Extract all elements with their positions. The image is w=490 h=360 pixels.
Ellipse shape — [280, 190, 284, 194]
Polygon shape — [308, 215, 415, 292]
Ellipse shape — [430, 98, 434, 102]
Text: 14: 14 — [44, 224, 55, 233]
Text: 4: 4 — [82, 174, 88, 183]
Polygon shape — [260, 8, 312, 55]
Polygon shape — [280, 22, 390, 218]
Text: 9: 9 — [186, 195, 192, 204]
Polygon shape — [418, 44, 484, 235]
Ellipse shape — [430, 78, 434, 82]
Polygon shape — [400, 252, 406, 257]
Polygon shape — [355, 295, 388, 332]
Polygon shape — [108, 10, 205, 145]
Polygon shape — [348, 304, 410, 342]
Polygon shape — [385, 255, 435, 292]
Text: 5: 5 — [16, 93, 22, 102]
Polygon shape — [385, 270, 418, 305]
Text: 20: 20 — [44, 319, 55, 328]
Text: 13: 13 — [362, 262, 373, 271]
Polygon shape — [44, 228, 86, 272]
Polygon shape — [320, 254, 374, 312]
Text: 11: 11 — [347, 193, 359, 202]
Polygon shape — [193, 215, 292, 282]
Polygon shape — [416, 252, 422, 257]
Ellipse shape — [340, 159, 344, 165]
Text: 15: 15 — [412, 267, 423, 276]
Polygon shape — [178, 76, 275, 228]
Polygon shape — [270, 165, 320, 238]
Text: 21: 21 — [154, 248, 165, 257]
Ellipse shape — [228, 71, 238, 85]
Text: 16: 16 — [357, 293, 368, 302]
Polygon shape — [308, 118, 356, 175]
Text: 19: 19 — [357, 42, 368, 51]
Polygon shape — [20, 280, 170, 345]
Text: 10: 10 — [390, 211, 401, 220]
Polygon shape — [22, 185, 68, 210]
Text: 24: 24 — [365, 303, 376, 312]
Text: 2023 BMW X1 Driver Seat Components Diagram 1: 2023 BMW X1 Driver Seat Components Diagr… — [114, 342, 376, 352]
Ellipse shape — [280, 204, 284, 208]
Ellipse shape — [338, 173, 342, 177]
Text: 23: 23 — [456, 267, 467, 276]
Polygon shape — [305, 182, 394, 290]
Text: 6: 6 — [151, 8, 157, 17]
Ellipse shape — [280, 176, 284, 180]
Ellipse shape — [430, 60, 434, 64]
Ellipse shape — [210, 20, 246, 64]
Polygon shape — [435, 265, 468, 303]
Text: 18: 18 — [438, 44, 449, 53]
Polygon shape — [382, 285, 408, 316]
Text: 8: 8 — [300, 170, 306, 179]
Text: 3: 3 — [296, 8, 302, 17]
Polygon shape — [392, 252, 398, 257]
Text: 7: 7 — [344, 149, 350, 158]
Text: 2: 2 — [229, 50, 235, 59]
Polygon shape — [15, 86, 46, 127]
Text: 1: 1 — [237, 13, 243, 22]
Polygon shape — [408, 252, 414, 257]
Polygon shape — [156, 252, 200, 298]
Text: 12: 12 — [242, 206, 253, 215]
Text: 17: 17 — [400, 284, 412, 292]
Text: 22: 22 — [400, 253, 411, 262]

################

Short exercise: Swap every "Ellipse shape" in the items above for "Oval shape" and write the items out again, keeping all other text the same.

Worked solution:
Extract all elements with their positions. The image is w=490 h=360 pixels.
Oval shape — [280, 190, 284, 194]
Polygon shape — [308, 215, 415, 292]
Oval shape — [430, 98, 434, 102]
Text: 14: 14 — [44, 224, 55, 233]
Text: 4: 4 — [82, 174, 88, 183]
Polygon shape — [260, 8, 312, 55]
Polygon shape — [280, 22, 390, 218]
Text: 9: 9 — [186, 195, 192, 204]
Polygon shape — [418, 44, 484, 235]
Oval shape — [430, 78, 434, 82]
Polygon shape — [400, 252, 406, 257]
Polygon shape — [355, 295, 388, 332]
Polygon shape — [108, 10, 205, 145]
Polygon shape — [348, 304, 410, 342]
Polygon shape — [385, 255, 435, 292]
Text: 5: 5 — [16, 93, 22, 102]
Polygon shape — [385, 270, 418, 305]
Text: 20: 20 — [44, 319, 55, 328]
Text: 13: 13 — [362, 262, 373, 271]
Polygon shape — [44, 228, 86, 272]
Polygon shape — [320, 254, 374, 312]
Text: 11: 11 — [347, 193, 359, 202]
Polygon shape — [193, 215, 292, 282]
Polygon shape — [416, 252, 422, 257]
Oval shape — [340, 159, 344, 165]
Text: 15: 15 — [412, 267, 423, 276]
Polygon shape — [178, 76, 275, 228]
Polygon shape — [270, 165, 320, 238]
Text: 21: 21 — [154, 248, 165, 257]
Oval shape — [228, 71, 238, 85]
Text: 16: 16 — [357, 293, 368, 302]
Polygon shape — [308, 118, 356, 175]
Text: 19: 19 — [357, 42, 368, 51]
Polygon shape — [20, 280, 170, 345]
Text: 10: 10 — [390, 211, 401, 220]
Polygon shape — [22, 185, 68, 210]
Text: 24: 24 — [365, 303, 376, 312]
Text: 2023 BMW X1 Driver Seat Components Diagram 1: 2023 BMW X1 Driver Seat Components Diagr… — [114, 342, 376, 352]
Oval shape — [280, 204, 284, 208]
Oval shape — [338, 173, 342, 177]
Text: 23: 23 — [456, 267, 467, 276]
Polygon shape — [305, 182, 394, 290]
Text: 6: 6 — [151, 8, 157, 17]
Oval shape — [280, 176, 284, 180]
Oval shape — [430, 60, 434, 64]
Oval shape — [210, 20, 246, 64]
Polygon shape — [435, 265, 468, 303]
Text: 18: 18 — [438, 44, 449, 53]
Polygon shape — [382, 285, 408, 316]
Text: 8: 8 — [300, 170, 306, 179]
Text: 3: 3 — [296, 8, 302, 17]
Polygon shape — [392, 252, 398, 257]
Text: 7: 7 — [344, 149, 350, 158]
Text: 2: 2 — [229, 50, 235, 59]
Polygon shape — [15, 86, 46, 127]
Text: 1: 1 — [237, 13, 243, 22]
Polygon shape — [408, 252, 414, 257]
Polygon shape — [156, 252, 200, 298]
Text: 12: 12 — [242, 206, 253, 215]
Text: 17: 17 — [400, 284, 412, 292]
Text: 22: 22 — [400, 253, 411, 262]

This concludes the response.